Retype each line of the material exactly, please, skipping any picture in it.

....

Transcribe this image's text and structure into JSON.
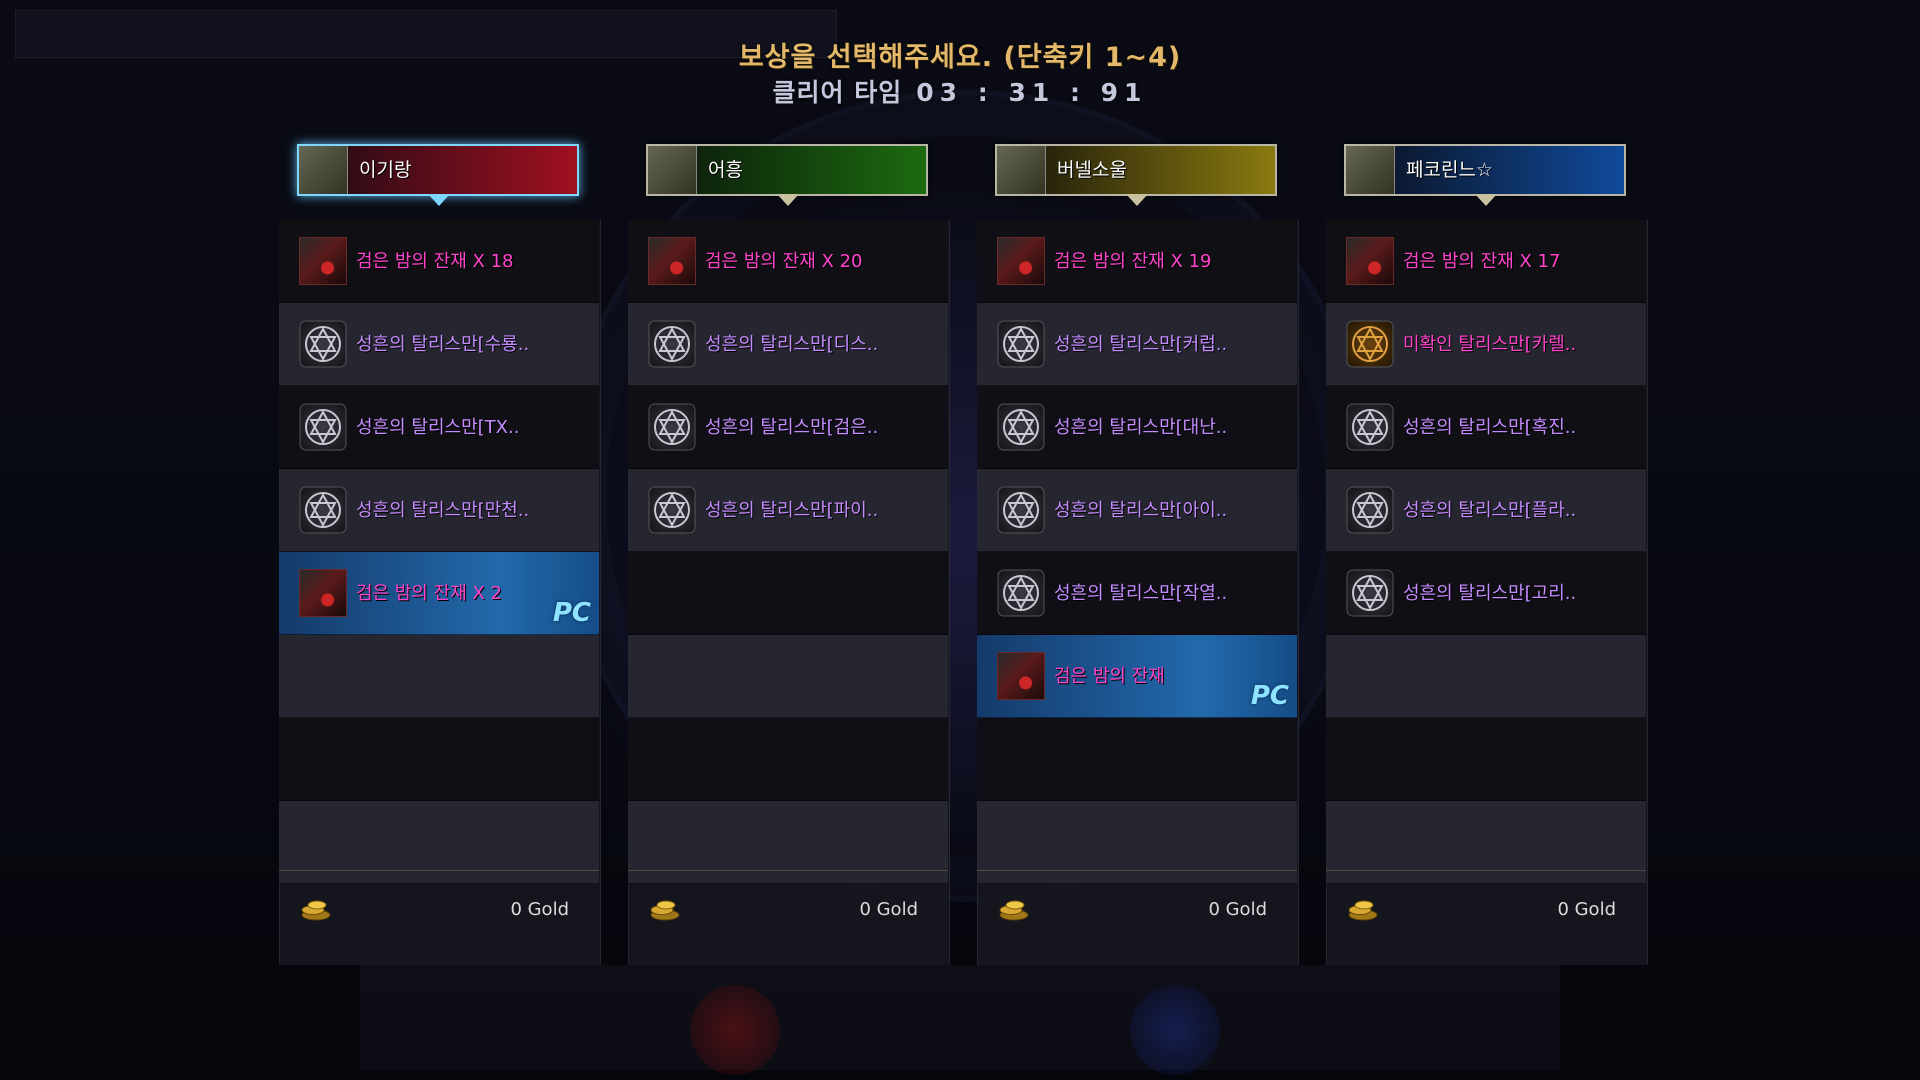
{
  "header": {
    "title": "보상을 선택해주세요. (단축키 1~4)",
    "clear_label": "클리어 타임",
    "clear_time": "03 : 31 : 91"
  },
  "colors": {
    "magenta_text": "#ff44cc",
    "purple_text": "#c58cff",
    "pc_tag": "#8ee4ff",
    "title_gold": "#e3b86a"
  },
  "columns": [
    {
      "name": "이기랑",
      "plate_gradient": [
        "#1a0a14",
        "#a01020"
      ],
      "selected": true,
      "rows": [
        {
          "icon": "remnant-icon",
          "text": "검은 밤의 잔재 X 18",
          "color": "magenta"
        },
        {
          "icon": "talisman-icon",
          "text": "성흔의 탈리스만[수룡..",
          "color": "purple"
        },
        {
          "icon": "talisman-icon",
          "text": "성흔의 탈리스만[TX..",
          "color": "purple"
        },
        {
          "icon": "talisman-icon",
          "text": "성흔의 탈리스만[만천..",
          "color": "purple"
        },
        {
          "icon": "remnant-icon",
          "text": "검은 밤의 잔재 X 2",
          "color": "magenta",
          "pc": "PC"
        },
        {},
        {},
        {}
      ],
      "gold": "0 Gold"
    },
    {
      "name": "어흥",
      "plate_gradient": [
        "#0a140a",
        "#1c6a10"
      ],
      "selected": false,
      "rows": [
        {
          "icon": "remnant-icon",
          "text": "검은 밤의 잔재 X 20",
          "color": "magenta"
        },
        {
          "icon": "talisman-icon",
          "text": "성흔의 탈리스만[디스..",
          "color": "purple"
        },
        {
          "icon": "talisman-icon",
          "text": "성흔의 탈리스만[검은..",
          "color": "purple"
        },
        {
          "icon": "talisman-icon",
          "text": "성흔의 탈리스만[파이..",
          "color": "purple"
        },
        {},
        {},
        {},
        {}
      ],
      "gold": "0 Gold"
    },
    {
      "name": "버넬소울",
      "plate_gradient": [
        "#14120a",
        "#8a7a10"
      ],
      "selected": false,
      "rows": [
        {
          "icon": "remnant-icon",
          "text": "검은 밤의 잔재 X 19",
          "color": "magenta"
        },
        {
          "icon": "talisman-icon",
          "text": "성흔의 탈리스만[커럽..",
          "color": "purple"
        },
        {
          "icon": "talisman-icon",
          "text": "성흔의 탈리스만[대난..",
          "color": "purple"
        },
        {
          "icon": "talisman-icon",
          "text": "성흔의 탈리스만[아이..",
          "color": "purple"
        },
        {
          "icon": "talisman-icon",
          "text": "성흔의 탈리스만[작열..",
          "color": "purple"
        },
        {
          "icon": "remnant-icon",
          "text": "검은 밤의 잔재",
          "color": "magenta",
          "pc": "PC"
        },
        {},
        {}
      ],
      "gold": "0 Gold"
    },
    {
      "name": "페코린느☆",
      "plate_gradient": [
        "#0a0e1a",
        "#104a9a"
      ],
      "selected": false,
      "rows": [
        {
          "icon": "remnant-icon",
          "text": "검은 밤의 잔재 X 17",
          "color": "magenta"
        },
        {
          "icon": "talisman-gold-icon",
          "text": "미확인 탈리스만[카렐..",
          "color": "magenta"
        },
        {
          "icon": "talisman-icon",
          "text": "성흔의 탈리스만[혹진..",
          "color": "purple"
        },
        {
          "icon": "talisman-icon",
          "text": "성흔의 탈리스만[플라..",
          "color": "purple"
        },
        {
          "icon": "talisman-icon",
          "text": "성흔의 탈리스만[고리..",
          "color": "purple"
        },
        {},
        {},
        {}
      ],
      "gold": "0 Gold"
    }
  ]
}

....

*The reply:*
Transcribe this image's text and structure into JSON.
{
  "header": {
    "title": "보상을 선택해주세요. (단축키 1~4)",
    "clear_label": "클리어 타임",
    "clear_time": "03 : 31 : 91"
  },
  "colors": {
    "magenta_text": "#ff44cc",
    "purple_text": "#c58cff",
    "pc_tag": "#8ee4ff",
    "title_gold": "#e3b86a"
  },
  "columns": [
    {
      "name": "이기랑",
      "plate_gradient": [
        "#1a0a14",
        "#a01020"
      ],
      "selected": true,
      "rows": [
        {
          "icon": "remnant-icon",
          "text": "검은 밤의 잔재 X 18",
          "color": "magenta"
        },
        {
          "icon": "talisman-icon",
          "text": "성흔의 탈리스만[수룡..",
          "color": "purple"
        },
        {
          "icon": "talisman-icon",
          "text": "성흔의 탈리스만[TX..",
          "color": "purple"
        },
        {
          "icon": "talisman-icon",
          "text": "성흔의 탈리스만[만천..",
          "color": "purple"
        },
        {
          "icon": "remnant-icon",
          "text": "검은 밤의 잔재 X 2",
          "color": "magenta",
          "pc": "PC"
        },
        {},
        {},
        {}
      ],
      "gold": "0 Gold"
    },
    {
      "name": "어흥",
      "plate_gradient": [
        "#0a140a",
        "#1c6a10"
      ],
      "selected": false,
      "rows": [
        {
          "icon": "remnant-icon",
          "text": "검은 밤의 잔재 X 20",
          "color": "magenta"
        },
        {
          "icon": "talisman-icon",
          "text": "성흔의 탈리스만[디스..",
          "color": "purple"
        },
        {
          "icon": "talisman-icon",
          "text": "성흔의 탈리스만[검은..",
          "color": "purple"
        },
        {
          "icon": "talisman-icon",
          "text": "성흔의 탈리스만[파이..",
          "color": "purple"
        },
        {},
        {},
        {},
        {}
      ],
      "gold": "0 Gold"
    },
    {
      "name": "버넬소울",
      "plate_gradient": [
        "#14120a",
        "#8a7a10"
      ],
      "selected": false,
      "rows": [
        {
          "icon": "remnant-icon",
          "text": "검은 밤의 잔재 X 19",
          "color": "magenta"
        },
        {
          "icon": "talisman-icon",
          "text": "성흔의 탈리스만[커럽..",
          "color": "purple"
        },
        {
          "icon": "talisman-icon",
          "text": "성흔의 탈리스만[대난..",
          "color": "purple"
        },
        {
          "icon": "talisman-icon",
          "text": "성흔의 탈리스만[아이..",
          "color": "purple"
        },
        {
          "icon": "talisman-icon",
          "text": "성흔의 탈리스만[작열..",
          "color": "purple"
        },
        {
          "icon": "remnant-icon",
          "text": "검은 밤의 잔재",
          "color": "magenta",
          "pc": "PC"
        },
        {},
        {}
      ],
      "gold": "0 Gold"
    },
    {
      "name": "페코린느☆",
      "plate_gradient": [
        "#0a0e1a",
        "#104a9a"
      ],
      "selected": false,
      "rows": [
        {
          "icon": "remnant-icon",
          "text": "검은 밤의 잔재 X 17",
          "color": "magenta"
        },
        {
          "icon": "talisman-gold-icon",
          "text": "미확인 탈리스만[카렐..",
          "color": "magenta"
        },
        {
          "icon": "talisman-icon",
          "text": "성흔의 탈리스만[혹진..",
          "color": "purple"
        },
        {
          "icon": "talisman-icon",
          "text": "성흔의 탈리스만[플라..",
          "color": "purple"
        },
        {
          "icon": "talisman-icon",
          "text": "성흔의 탈리스만[고리..",
          "color": "purple"
        },
        {},
        {},
        {}
      ],
      "gold": "0 Gold"
    }
  ]
}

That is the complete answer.